> _EXERCISE INSTRUCTIONS_
Copy out every line exactly, passing over the pictures.

Stored data
* * * * * * * * *

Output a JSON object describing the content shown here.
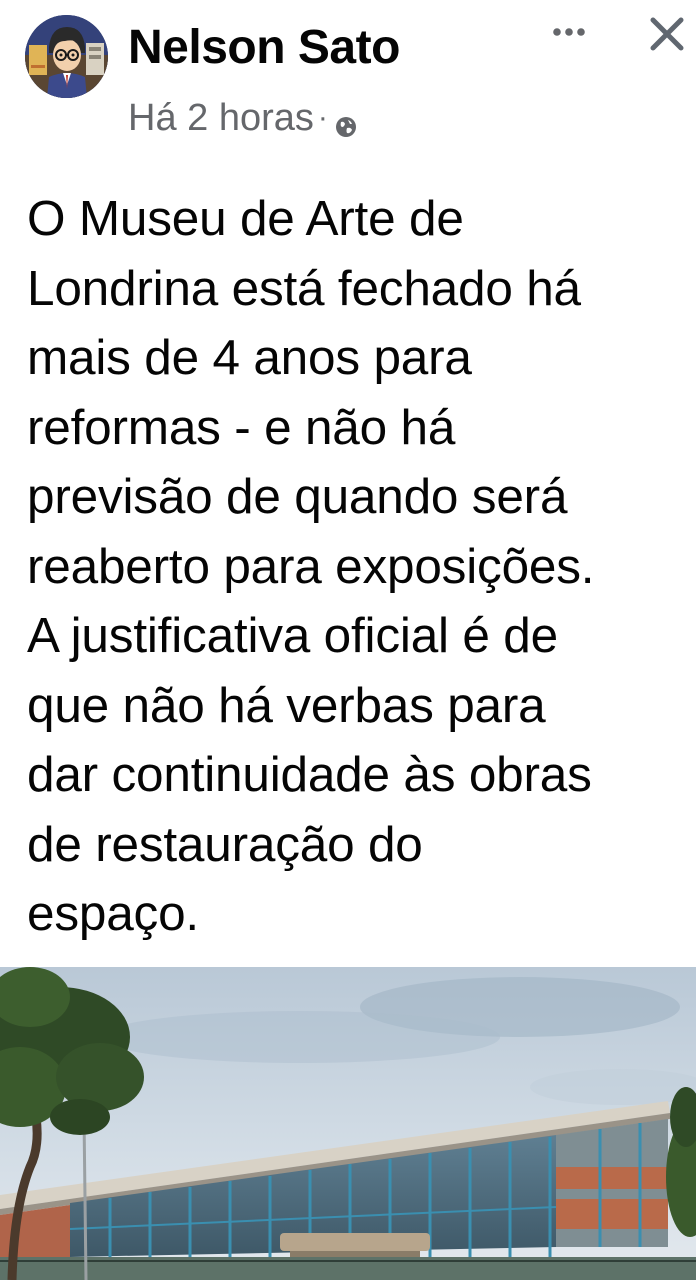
{
  "post": {
    "author": {
      "name": "Nelson Sato",
      "avatar_icon": "cartoon-avatar-icon"
    },
    "timestamp": "Há 2 horas",
    "separator": "·",
    "audience_icon": "globe-icon",
    "menu_icon": "more-options-icon",
    "close_icon": "close-icon",
    "text": "O Museu de Arte de\nLondrina está fechado há\nmais de 4 anos para\nreformas - e não há\nprevisão de quando será\nreaberto para exposições.\nA justificativa oficial é de\nque não há verbas para\ndar continuidade às obras\nde restauração do\nespaço.",
    "photo": {
      "subject": "museum-building-photo"
    }
  },
  "colors": {
    "name_text": "#050505",
    "secondary_text": "#65676b",
    "background": "#ffffff"
  }
}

* * * * * * * * *

> _ANSWER TO THIS PROBLEM_
Output a JSON object describing the content shown here.
{
  "post": {
    "author": {
      "name": "Nelson Sato",
      "avatar_icon": "cartoon-avatar-icon"
    },
    "timestamp": "Há 2 horas",
    "separator": "·",
    "audience_icon": "globe-icon",
    "menu_icon": "more-options-icon",
    "close_icon": "close-icon",
    "text": "O Museu de Arte de\nLondrina está fechado há\nmais de 4 anos para\nreformas - e não há\nprevisão de quando será\nreaberto para exposições.\nA justificativa oficial é de\nque não há verbas para\ndar continuidade às obras\nde restauração do\nespaço.",
    "photo": {
      "subject": "museum-building-photo"
    }
  },
  "colors": {
    "name_text": "#050505",
    "secondary_text": "#65676b",
    "background": "#ffffff"
  }
}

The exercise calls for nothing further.